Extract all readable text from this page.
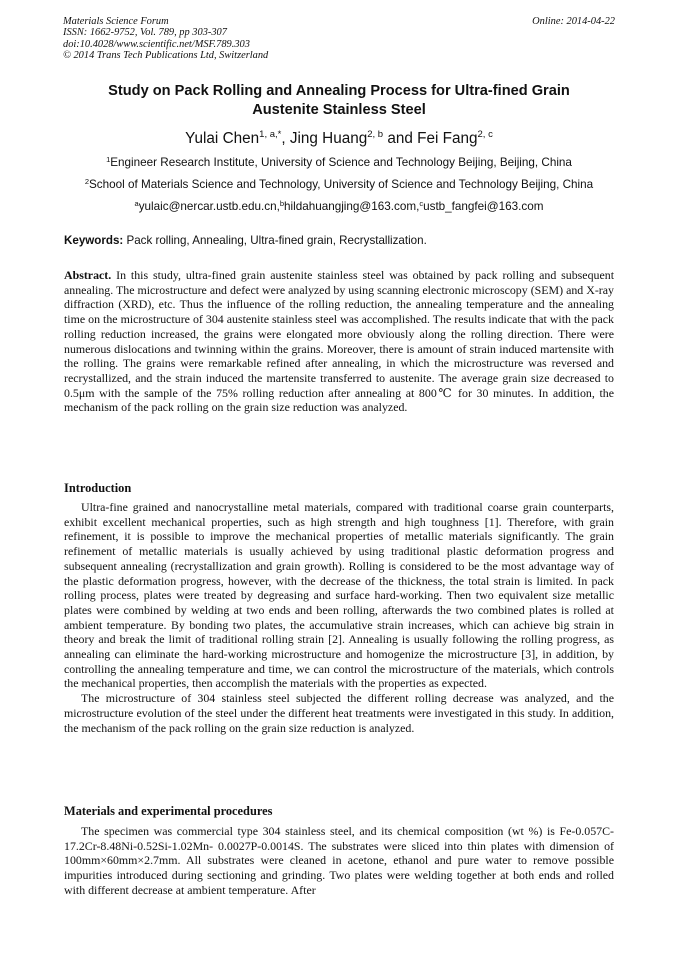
Materials Science Forum
ISSN: 1662-9752, Vol. 789, pp 303-307
doi:10.4028/www.scientific.net/MSF.789.303
© 2014 Trans Tech Publications Ltd, Switzerland
Online: 2014-04-22
Study on Pack Rolling and Annealing Process for Ultra-fined Grain
Austenite Stainless Steel
Yulai Chen$^{1, a,*}$, Jing Huang$^{2, b}$ and Fei Fang$^{2, c}$
$^1$Engineer Research Institute, University of Science and Technology Beijing, Beijing, China
$^2$School of Materials Science and Technology, University of Science and Technology Beijing, China
$^a$yulaic@nercar.ustb.edu.cn,$^b$hildahuangjing@163.com,$^c$ustb_fangfei@163.com
Keywords: Pack rolling, Annealing, Ultra-fined grain, Recrystallization.

Abstract. In this study, ultra-fined grain austenite stainless steel was obtained by pack rolling and subsequent annealing. The microstructure and defect were analyzed by using scanning electronic microscopy (SEM) and X-ray diffraction (XRD), etc. Thus the influence of the rolling reduction, the annealing temperature and the annealing time on the microstructure of 304 austenite stainless steel was accomplished. The results indicate that with the pack rolling reduction increased, the grains were elongated more obviously along the rolling direction. There were numerous dislocations and twinning within the grains. Moreover, there is amount of strain induced martensite with the rolling. The grains were remarkable refined after annealing, in which the microstructure was reversed and recrystallized, and the strain induced the martensite transferred to austenite. The average grain size decreased to 0.5μm with the sample of the 75% rolling reduction after annealing at 800℃ for 30 minutes. In addition, the mechanism of the pack rolling on the grain size reduction was analyzed.

Introduction

Ultra-fine grained and nanocrystalline metal materials, compared with traditional coarse grain counterparts, exhibit excellent mechanical properties, such as high strength and high toughness [1]. Therefore, with grain refinement, it is possible to improve the mechanical properties of metallic materials significantly. The grain refinement of metallic materials is usually achieved by using traditional plastic deformation progress and subsequent annealing (recrystallization and grain growth). Rolling is considered to be the most advantage way of the plastic deformation progress, however, with the decrease of the thickness, the total strain is limited. In pack rolling process, plates were treated by degreasing and surface hard-working. Then two equivalent size metallic plates were combined by welding at two ends and been rolling, afterwards the two combined plates is rolled at ambient temperature. By bonding two plates, the accumulative strain increases, which can achieve big strain in theory and break the limit of traditional rolling strain [2]. Annealing is usually following the rolling progress, as annealing can eliminate the hard-working microstructure and homogenize the microstructure [3], in addition, by controlling the annealing temperature and time, we can control the microstructure of the materials, which controls the mechanical properties, then accomplish the materials with the properties as expected.

The microstructure of 304 stainless steel subjected the different rolling decrease was analyzed, and the microstructure evolution of the steel under the different heat treatments were investigated in this study. In addition, the mechanism of the pack rolling on the grain size reduction is analyzed.

Materials and experimental procedures

The specimen was commercial type 304 stainless steel, and its chemical composition (wt %) is Fe-0.057C-17.2Cr-8.48Ni-0.52Si-1.02Mn- 0.0027P-0.0014S. The substrates were sliced into thin plates with dimension of 100mm×60mm×2.7mm. All substrates were cleaned in acetone, ethanol and pure water to remove possible impurities introduced during sectioning and grinding. Two plates were welding together at both ends and rolled with different decrease at ambient temperature. After
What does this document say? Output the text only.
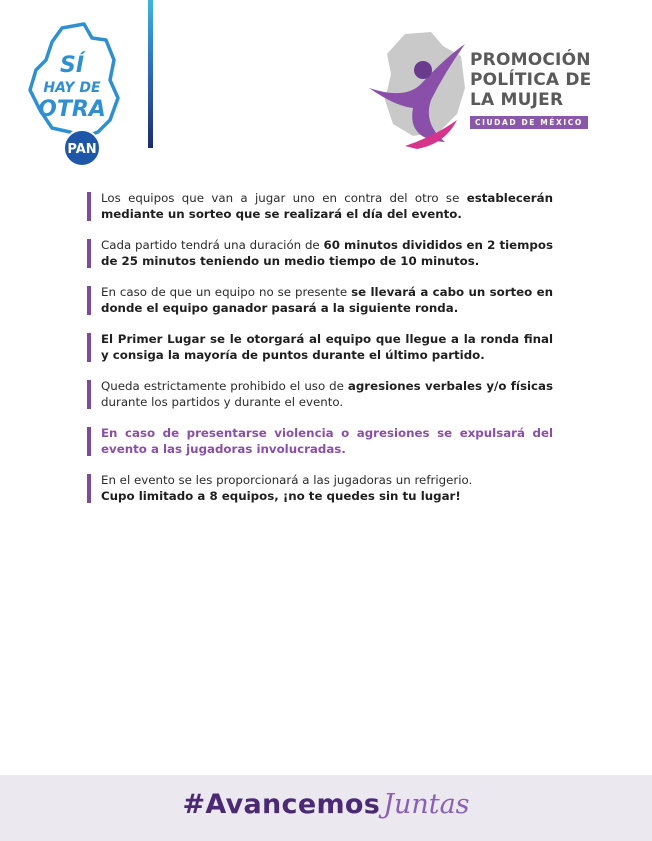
SÍ
HAY DE
OTRA
PAN
PROMOCIÓN
POLÍTICA DE
LA MUJER
CIUDAD DE MÉXICO
Los equipos que van a jugar uno en contra del otro se establecerán mediante un sorteo que se realizará el día del evento.
Cada partido tendrá una duración de 60 minutos divididos en 2 tiempos de 25 minutos teniendo un medio tiempo de 10 minutos.
En caso de que un equipo no se presente se llevará a cabo un sorteo en donde el equipo ganador pasará a la siguiente ronda.
El Primer Lugar se le otorgará al equipo que llegue a la ronda final y consiga la mayoría de puntos durante el último partido.
Queda estrictamente prohibido el uso de agresiones verbales y/o físicas durante los partidos y durante el evento.
En caso de presentarse violencia o agresiones se expulsará del evento a las jugadoras involucradas.
En el evento se les proporcionará a las jugadoras un refrigerio.
Cupo limitado a 8 equipos, ¡no te quedes sin tu lugar!
#Avancemos Juntas
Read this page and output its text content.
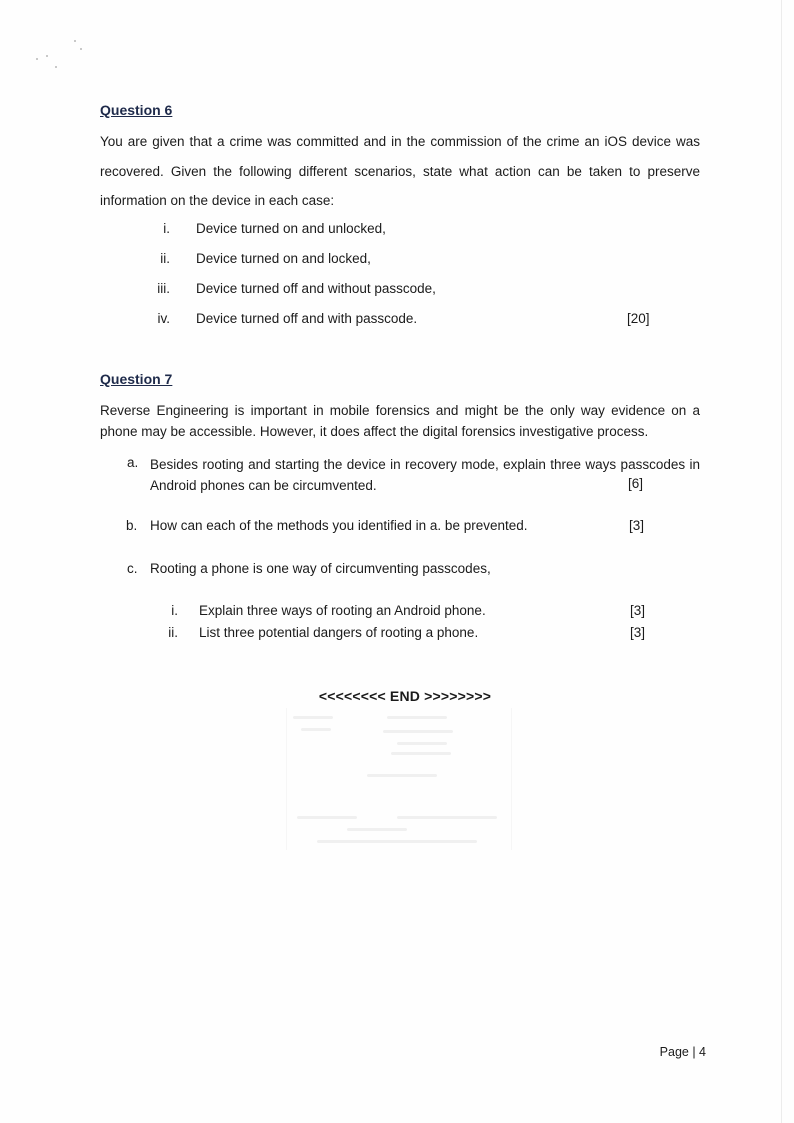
Question 6
You are given that a crime was committed and in the commission of the crime an iOS device was recovered. Given the following different scenarios, state what action can be taken to preserve information on the device in each case:
i. Device turned on and unlocked,
ii. Device turned on and locked,
iii. Device turned off and without passcode,
iv. Device turned off and with passcode.	[20]
Question 7
Reverse Engineering is important in mobile forensics and might be the only way evidence on a phone may be accessible. However, it does affect the digital forensics investigative process.
a. Besides rooting and starting the device in recovery mode, explain three ways passcodes in Android phones can be circumvented.	[6]
b. How can each of the methods you identified in a. be prevented.	[3]
c. Rooting a phone is one way of circumventing passcodes,
i. Explain three ways of rooting an Android phone.	[3]
ii. List three potential dangers of rooting a phone.	[3]
<<<<<<<< END >>>>>>>>
Page | 4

[WHAT YOU NEED TO DO]:
Give again, unchanged, only the lines from the line containing "Read this page and output its text content." to the last line of the records above. Pictures do not belong in the copy.

[ANSWER FOR THIS EXERCISE]:
Read this page and output its text content.
Question 6
You are given that a crime was committed and in the commission of the crime an iOS device was recovered. Given the following different scenarios, state what action can be taken to preserve information on the device in each case:
i. Device turned on and unlocked,
ii. Device turned on and locked,
iii. Device turned off and without passcode,
iv. Device turned off and with passcode.	[20]
Question 7
Reverse Engineering is important in mobile forensics and might be the only way evidence on a phone may be accessible. However, it does affect the digital forensics investigative process.
a. Besides rooting and starting the device in recovery mode, explain three ways passcodes in Android phones can be circumvented.	[6]
b. How can each of the methods you identified in a. be prevented.	[3]
c. Rooting a phone is one way of circumventing passcodes,
i. Explain three ways of rooting an Android phone.	[3]
ii. List three potential dangers of rooting a phone.	[3]
<<<<<<<< END >>>>>>>>
Page | 4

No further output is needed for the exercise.